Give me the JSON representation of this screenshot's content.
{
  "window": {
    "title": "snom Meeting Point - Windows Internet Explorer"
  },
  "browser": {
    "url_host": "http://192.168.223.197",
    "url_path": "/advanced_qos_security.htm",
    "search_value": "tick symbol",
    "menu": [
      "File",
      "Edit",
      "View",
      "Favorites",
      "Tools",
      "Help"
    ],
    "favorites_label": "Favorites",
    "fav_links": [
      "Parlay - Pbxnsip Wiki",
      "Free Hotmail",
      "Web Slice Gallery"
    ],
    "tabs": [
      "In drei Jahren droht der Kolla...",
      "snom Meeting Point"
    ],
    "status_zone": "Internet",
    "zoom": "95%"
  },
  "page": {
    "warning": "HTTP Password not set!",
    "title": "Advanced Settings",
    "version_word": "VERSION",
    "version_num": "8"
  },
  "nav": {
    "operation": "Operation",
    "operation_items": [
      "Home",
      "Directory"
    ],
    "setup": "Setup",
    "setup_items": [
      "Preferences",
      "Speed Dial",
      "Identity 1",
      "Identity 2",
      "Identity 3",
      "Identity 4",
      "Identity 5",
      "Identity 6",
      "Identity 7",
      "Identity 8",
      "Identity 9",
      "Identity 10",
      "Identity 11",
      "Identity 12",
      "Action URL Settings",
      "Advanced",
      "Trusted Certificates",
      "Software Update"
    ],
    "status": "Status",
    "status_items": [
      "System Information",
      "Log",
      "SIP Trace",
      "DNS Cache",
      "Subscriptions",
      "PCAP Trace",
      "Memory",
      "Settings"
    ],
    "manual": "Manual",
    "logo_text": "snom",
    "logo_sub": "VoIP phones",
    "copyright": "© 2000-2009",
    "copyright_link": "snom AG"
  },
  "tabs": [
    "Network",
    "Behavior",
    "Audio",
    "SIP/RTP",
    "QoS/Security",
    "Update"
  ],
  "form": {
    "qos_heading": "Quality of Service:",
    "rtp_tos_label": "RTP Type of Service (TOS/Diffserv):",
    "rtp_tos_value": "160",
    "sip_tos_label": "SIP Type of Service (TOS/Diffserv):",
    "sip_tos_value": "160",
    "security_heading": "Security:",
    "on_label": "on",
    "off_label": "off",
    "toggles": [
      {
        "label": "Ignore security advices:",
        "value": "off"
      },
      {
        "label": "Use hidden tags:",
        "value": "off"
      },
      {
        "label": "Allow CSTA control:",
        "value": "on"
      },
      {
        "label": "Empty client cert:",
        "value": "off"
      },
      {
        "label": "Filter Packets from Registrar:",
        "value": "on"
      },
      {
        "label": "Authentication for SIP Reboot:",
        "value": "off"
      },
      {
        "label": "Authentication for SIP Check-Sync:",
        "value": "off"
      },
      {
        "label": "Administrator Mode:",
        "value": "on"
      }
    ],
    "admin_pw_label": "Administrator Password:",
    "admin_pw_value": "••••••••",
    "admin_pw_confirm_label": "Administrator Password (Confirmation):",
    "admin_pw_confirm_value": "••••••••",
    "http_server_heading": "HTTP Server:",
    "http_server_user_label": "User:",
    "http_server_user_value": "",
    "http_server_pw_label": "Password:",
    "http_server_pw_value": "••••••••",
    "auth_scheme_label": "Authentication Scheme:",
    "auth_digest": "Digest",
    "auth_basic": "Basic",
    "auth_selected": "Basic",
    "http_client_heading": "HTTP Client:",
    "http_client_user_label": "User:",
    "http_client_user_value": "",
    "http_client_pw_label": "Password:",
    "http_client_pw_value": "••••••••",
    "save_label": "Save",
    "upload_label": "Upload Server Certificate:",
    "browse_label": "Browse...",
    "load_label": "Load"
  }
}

• **WHAT YOU WILL DO**: Every line of the data above should be reproduced word for word.

• **COMPLETED TASK**:
Give me the JSON representation of this screenshot's content.
{
  "window": {
    "title": "snom Meeting Point - Windows Internet Explorer"
  },
  "browser": {
    "url_host": "http://192.168.223.197",
    "url_path": "/advanced_qos_security.htm",
    "search_value": "tick symbol",
    "menu": [
      "File",
      "Edit",
      "View",
      "Favorites",
      "Tools",
      "Help"
    ],
    "favorites_label": "Favorites",
    "fav_links": [
      "Parlay - Pbxnsip Wiki",
      "Free Hotmail",
      "Web Slice Gallery"
    ],
    "tabs": [
      "In drei Jahren droht der Kolla...",
      "snom Meeting Point"
    ],
    "status_zone": "Internet",
    "zoom": "95%"
  },
  "page": {
    "warning": "HTTP Password not set!",
    "title": "Advanced Settings",
    "version_word": "VERSION",
    "version_num": "8"
  },
  "nav": {
    "operation": "Operation",
    "operation_items": [
      "Home",
      "Directory"
    ],
    "setup": "Setup",
    "setup_items": [
      "Preferences",
      "Speed Dial",
      "Identity 1",
      "Identity 2",
      "Identity 3",
      "Identity 4",
      "Identity 5",
      "Identity 6",
      "Identity 7",
      "Identity 8",
      "Identity 9",
      "Identity 10",
      "Identity 11",
      "Identity 12",
      "Action URL Settings",
      "Advanced",
      "Trusted Certificates",
      "Software Update"
    ],
    "status": "Status",
    "status_items": [
      "System Information",
      "Log",
      "SIP Trace",
      "DNS Cache",
      "Subscriptions",
      "PCAP Trace",
      "Memory",
      "Settings"
    ],
    "manual": "Manual",
    "logo_text": "snom",
    "logo_sub": "VoIP phones",
    "copyright": "© 2000-2009",
    "copyright_link": "snom AG"
  },
  "tabs": [
    "Network",
    "Behavior",
    "Audio",
    "SIP/RTP",
    "QoS/Security",
    "Update"
  ],
  "form": {
    "qos_heading": "Quality of Service:",
    "rtp_tos_label": "RTP Type of Service (TOS/Diffserv):",
    "rtp_tos_value": "160",
    "sip_tos_label": "SIP Type of Service (TOS/Diffserv):",
    "sip_tos_value": "160",
    "security_heading": "Security:",
    "on_label": "on",
    "off_label": "off",
    "toggles": [
      {
        "label": "Ignore security advices:",
        "value": "off"
      },
      {
        "label": "Use hidden tags:",
        "value": "off"
      },
      {
        "label": "Allow CSTA control:",
        "value": "on"
      },
      {
        "label": "Empty client cert:",
        "value": "off"
      },
      {
        "label": "Filter Packets from Registrar:",
        "value": "on"
      },
      {
        "label": "Authentication for SIP Reboot:",
        "value": "off"
      },
      {
        "label": "Authentication for SIP Check-Sync:",
        "value": "off"
      },
      {
        "label": "Administrator Mode:",
        "value": "on"
      }
    ],
    "admin_pw_label": "Administrator Password:",
    "admin_pw_value": "••••••••",
    "admin_pw_confirm_label": "Administrator Password (Confirmation):",
    "admin_pw_confirm_value": "••••••••",
    "http_server_heading": "HTTP Server:",
    "http_server_user_label": "User:",
    "http_server_user_value": "",
    "http_server_pw_label": "Password:",
    "http_server_pw_value": "••••••••",
    "auth_scheme_label": "Authentication Scheme:",
    "auth_digest": "Digest",
    "auth_basic": "Basic",
    "auth_selected": "Basic",
    "http_client_heading": "HTTP Client:",
    "http_client_user_label": "User:",
    "http_client_user_value": "",
    "http_client_pw_label": "Password:",
    "http_client_pw_value": "••••••••",
    "save_label": "Save",
    "upload_label": "Upload Server Certificate:",
    "browse_label": "Browse...",
    "load_label": "Load"
  }
}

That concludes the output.